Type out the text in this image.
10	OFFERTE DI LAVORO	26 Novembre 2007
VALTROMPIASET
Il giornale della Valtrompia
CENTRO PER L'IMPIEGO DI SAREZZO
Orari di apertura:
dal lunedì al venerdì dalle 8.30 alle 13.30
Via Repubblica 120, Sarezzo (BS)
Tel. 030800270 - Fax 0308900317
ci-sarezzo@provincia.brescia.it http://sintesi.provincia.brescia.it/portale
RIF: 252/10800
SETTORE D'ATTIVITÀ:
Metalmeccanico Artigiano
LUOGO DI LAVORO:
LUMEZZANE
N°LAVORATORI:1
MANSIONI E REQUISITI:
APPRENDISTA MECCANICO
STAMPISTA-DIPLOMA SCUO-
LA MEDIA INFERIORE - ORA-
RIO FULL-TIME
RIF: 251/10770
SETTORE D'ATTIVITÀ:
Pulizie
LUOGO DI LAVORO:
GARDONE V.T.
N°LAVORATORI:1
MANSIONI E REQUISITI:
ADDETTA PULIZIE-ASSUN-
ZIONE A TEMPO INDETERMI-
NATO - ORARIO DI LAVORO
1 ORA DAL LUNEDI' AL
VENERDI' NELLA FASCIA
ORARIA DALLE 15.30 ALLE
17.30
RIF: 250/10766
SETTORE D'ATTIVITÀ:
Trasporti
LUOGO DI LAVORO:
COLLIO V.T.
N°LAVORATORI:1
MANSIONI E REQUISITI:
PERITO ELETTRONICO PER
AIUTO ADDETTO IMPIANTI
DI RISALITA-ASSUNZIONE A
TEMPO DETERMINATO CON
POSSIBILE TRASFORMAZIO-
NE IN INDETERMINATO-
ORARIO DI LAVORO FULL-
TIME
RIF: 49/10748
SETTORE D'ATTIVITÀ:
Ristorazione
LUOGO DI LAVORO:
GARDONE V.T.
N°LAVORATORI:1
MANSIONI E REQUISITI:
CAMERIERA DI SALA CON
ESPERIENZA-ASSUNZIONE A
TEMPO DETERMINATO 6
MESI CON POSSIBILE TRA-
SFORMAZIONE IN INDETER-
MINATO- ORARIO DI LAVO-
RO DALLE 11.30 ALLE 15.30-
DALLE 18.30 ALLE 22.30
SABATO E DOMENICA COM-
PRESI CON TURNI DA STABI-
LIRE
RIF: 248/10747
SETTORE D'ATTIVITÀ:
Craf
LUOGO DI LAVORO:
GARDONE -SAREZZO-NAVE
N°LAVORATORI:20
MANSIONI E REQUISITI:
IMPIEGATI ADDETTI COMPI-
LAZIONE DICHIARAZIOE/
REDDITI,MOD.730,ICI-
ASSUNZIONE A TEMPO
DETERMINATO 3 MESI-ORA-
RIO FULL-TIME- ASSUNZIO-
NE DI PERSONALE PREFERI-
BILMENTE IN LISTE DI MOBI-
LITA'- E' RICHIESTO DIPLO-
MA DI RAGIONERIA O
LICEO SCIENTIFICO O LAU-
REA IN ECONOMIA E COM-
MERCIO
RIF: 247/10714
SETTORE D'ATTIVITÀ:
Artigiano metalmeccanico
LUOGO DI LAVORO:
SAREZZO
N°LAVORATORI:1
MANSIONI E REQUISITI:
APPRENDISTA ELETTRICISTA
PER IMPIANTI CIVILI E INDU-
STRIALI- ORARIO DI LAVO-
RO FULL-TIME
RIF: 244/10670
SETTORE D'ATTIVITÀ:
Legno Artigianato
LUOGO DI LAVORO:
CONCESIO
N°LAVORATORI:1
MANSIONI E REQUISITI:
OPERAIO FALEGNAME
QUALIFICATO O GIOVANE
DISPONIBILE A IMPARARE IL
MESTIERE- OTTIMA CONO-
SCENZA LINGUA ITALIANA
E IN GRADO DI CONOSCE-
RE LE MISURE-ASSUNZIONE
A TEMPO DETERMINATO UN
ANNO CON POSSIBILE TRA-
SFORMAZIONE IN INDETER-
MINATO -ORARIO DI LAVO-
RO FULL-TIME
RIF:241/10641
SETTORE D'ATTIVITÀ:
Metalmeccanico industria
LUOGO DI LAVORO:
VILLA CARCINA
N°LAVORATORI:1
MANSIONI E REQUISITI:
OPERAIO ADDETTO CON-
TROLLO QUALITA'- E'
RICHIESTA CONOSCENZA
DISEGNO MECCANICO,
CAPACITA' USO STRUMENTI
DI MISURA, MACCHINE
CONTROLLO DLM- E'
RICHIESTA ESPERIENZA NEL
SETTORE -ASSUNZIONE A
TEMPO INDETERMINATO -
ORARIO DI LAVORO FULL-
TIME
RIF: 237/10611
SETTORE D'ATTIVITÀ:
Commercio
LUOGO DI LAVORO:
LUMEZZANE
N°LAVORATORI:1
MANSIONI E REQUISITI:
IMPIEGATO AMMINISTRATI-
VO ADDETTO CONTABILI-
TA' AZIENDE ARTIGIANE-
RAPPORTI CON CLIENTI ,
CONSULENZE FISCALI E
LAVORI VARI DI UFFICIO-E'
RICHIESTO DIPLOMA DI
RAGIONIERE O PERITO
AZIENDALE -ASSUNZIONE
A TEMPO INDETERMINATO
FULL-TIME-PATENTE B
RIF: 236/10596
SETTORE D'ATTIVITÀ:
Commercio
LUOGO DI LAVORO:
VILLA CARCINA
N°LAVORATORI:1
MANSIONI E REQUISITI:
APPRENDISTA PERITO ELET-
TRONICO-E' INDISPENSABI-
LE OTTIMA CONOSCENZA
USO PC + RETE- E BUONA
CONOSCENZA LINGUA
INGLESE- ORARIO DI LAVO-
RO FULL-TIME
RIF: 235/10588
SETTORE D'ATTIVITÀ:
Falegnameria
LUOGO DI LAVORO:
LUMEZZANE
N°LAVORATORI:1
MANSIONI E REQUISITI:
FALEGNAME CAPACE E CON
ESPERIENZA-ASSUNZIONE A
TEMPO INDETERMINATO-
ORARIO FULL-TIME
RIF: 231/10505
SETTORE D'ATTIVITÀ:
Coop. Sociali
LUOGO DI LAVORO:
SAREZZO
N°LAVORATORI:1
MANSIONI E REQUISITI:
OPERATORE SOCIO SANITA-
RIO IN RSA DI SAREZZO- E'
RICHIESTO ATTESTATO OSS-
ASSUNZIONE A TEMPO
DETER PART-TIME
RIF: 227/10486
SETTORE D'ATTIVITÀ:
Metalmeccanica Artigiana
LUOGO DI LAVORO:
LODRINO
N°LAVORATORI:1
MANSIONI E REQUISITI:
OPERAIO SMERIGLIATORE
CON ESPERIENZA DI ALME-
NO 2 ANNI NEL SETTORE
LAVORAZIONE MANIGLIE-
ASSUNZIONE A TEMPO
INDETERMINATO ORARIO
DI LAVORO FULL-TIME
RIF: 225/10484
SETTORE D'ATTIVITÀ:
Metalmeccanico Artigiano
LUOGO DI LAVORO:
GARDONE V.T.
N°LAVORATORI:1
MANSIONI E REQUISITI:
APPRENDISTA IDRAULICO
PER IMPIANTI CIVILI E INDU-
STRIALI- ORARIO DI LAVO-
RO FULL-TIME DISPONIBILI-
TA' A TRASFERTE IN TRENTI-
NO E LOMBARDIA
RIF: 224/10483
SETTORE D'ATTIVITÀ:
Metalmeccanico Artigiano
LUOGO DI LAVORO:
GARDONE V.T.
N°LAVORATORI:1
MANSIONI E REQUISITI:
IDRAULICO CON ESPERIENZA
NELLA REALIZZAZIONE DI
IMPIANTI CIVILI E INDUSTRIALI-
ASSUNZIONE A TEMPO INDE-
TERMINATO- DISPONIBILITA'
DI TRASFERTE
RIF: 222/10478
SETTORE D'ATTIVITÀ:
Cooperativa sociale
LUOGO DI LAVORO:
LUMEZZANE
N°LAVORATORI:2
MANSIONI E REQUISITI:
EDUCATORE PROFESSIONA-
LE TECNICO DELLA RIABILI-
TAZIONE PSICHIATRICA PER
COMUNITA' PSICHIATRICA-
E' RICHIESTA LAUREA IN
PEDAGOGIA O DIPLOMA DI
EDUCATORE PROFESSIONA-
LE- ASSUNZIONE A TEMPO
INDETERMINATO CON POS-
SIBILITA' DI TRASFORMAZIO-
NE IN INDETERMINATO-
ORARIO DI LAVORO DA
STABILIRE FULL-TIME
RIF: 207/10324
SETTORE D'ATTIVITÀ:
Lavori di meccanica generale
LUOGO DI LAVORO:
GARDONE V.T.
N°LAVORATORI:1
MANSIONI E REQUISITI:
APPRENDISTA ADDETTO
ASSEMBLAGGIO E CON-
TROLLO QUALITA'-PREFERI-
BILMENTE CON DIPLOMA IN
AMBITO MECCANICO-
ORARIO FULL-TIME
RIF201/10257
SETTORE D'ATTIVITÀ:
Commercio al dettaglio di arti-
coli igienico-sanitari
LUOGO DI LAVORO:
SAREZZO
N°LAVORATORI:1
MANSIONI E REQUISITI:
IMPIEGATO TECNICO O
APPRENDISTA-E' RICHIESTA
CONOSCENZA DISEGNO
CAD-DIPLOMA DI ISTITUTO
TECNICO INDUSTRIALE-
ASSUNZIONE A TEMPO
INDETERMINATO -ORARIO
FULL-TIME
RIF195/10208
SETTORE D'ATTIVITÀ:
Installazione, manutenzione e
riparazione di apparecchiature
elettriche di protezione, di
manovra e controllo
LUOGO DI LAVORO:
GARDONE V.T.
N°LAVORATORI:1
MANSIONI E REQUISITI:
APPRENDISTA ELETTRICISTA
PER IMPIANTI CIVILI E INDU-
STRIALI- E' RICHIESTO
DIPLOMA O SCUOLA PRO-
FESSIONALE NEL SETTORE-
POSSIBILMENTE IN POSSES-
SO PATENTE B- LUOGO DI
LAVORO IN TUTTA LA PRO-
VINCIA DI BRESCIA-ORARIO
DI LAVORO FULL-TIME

## The exercise
Return all lines of the material above in which the word "RICHIESTA" occurs.

## Exercise response
RICHIESTA CONOSCENZA
RICHIESTA ESPERIENZA NEL
E' RICHIESTA LAUREA IN
APPRENDISTA-E' RICHIESTA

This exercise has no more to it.